**What is needed**
Say how many lines in the data below contain the word "Indicators", and give no other text.

____________

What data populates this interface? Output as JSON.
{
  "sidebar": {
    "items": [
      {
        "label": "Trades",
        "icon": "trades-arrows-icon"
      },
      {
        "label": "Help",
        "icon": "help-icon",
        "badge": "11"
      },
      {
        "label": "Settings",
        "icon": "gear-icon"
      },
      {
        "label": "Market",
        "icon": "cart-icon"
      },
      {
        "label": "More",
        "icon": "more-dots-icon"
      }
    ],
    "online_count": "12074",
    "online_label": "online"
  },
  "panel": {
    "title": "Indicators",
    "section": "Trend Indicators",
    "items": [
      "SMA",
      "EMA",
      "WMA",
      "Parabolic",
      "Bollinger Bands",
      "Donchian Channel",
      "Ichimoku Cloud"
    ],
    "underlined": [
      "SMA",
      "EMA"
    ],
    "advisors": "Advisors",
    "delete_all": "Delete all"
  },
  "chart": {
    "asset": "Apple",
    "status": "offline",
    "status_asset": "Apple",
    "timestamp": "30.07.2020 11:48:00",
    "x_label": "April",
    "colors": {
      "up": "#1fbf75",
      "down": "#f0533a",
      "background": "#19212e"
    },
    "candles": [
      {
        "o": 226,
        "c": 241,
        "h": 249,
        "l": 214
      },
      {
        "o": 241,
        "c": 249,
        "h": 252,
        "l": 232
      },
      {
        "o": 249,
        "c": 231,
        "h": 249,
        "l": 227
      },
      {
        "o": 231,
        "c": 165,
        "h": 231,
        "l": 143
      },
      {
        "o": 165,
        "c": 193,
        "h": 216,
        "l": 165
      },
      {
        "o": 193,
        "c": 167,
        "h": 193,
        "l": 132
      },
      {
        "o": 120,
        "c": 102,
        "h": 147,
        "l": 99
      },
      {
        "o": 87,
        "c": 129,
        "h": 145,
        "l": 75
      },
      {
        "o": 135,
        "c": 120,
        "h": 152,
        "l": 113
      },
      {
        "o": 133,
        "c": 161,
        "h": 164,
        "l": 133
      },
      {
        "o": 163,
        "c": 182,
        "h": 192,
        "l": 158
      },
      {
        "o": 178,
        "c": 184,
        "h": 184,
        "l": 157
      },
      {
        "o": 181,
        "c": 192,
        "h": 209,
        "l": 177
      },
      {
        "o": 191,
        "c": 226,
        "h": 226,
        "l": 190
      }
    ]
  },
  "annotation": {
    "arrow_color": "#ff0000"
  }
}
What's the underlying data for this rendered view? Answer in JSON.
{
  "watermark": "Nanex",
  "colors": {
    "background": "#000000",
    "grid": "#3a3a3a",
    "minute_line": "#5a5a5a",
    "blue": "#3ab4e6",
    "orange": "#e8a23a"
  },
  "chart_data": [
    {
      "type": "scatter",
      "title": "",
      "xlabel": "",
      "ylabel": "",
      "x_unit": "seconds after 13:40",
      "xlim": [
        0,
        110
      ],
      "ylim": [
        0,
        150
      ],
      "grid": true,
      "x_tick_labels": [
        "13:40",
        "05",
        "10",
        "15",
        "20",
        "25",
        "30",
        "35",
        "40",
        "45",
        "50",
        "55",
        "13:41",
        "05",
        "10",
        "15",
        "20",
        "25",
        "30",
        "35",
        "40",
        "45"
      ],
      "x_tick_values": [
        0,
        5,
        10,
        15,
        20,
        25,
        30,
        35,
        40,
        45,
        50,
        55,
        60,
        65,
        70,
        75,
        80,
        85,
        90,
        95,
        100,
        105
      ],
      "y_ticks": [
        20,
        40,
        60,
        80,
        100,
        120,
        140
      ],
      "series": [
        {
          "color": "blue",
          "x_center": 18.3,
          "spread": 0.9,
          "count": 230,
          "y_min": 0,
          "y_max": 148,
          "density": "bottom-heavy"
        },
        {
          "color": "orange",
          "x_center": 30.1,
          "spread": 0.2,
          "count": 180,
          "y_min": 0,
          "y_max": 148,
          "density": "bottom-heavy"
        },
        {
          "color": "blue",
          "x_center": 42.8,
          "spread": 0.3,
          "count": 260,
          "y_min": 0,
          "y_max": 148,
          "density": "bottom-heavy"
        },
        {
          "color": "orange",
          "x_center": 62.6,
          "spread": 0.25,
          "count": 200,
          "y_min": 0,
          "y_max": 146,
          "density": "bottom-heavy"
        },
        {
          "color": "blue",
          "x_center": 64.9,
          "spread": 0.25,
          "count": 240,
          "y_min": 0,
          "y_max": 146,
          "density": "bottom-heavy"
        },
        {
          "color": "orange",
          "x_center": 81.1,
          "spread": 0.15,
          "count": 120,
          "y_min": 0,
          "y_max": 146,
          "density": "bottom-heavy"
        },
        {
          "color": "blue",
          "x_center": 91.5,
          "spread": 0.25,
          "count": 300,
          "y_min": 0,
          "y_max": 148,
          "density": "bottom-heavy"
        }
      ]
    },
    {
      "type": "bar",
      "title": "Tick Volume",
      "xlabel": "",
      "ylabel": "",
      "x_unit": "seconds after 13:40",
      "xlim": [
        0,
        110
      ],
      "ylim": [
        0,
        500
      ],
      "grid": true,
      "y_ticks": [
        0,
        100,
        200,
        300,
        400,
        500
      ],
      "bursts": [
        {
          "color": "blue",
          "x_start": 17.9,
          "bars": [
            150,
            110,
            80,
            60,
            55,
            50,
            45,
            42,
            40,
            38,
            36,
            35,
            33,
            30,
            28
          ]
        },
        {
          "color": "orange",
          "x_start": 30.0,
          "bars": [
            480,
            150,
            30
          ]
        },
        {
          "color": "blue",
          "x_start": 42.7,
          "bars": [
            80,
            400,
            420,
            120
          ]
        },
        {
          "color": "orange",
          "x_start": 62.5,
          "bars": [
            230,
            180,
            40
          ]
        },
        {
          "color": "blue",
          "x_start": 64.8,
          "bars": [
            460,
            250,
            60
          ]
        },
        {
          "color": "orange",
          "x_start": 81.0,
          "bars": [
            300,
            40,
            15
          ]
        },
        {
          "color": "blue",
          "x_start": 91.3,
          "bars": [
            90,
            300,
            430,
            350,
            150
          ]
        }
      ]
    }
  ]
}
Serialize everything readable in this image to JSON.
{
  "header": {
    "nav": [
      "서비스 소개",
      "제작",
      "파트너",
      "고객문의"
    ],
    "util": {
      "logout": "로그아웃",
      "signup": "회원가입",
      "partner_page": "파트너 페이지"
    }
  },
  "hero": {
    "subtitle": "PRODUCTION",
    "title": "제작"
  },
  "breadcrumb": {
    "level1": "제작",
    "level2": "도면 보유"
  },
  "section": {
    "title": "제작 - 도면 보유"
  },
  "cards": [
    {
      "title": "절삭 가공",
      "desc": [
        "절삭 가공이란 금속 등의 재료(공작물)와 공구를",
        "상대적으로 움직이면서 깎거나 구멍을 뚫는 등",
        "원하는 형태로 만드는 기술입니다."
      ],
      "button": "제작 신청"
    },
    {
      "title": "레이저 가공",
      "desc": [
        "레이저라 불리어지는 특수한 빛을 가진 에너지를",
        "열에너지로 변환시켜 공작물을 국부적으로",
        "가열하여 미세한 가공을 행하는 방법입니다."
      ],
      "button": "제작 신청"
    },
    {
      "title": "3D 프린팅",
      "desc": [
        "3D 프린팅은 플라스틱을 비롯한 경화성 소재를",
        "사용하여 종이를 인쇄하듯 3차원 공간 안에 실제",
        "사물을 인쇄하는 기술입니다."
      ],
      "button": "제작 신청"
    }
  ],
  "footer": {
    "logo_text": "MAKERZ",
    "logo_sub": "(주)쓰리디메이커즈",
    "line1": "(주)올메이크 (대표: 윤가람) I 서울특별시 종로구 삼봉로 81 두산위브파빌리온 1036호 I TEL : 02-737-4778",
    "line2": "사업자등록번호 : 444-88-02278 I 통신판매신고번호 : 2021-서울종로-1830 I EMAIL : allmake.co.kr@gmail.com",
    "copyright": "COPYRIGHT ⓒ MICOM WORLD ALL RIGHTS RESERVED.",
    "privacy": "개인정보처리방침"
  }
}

____________

**The solution**
2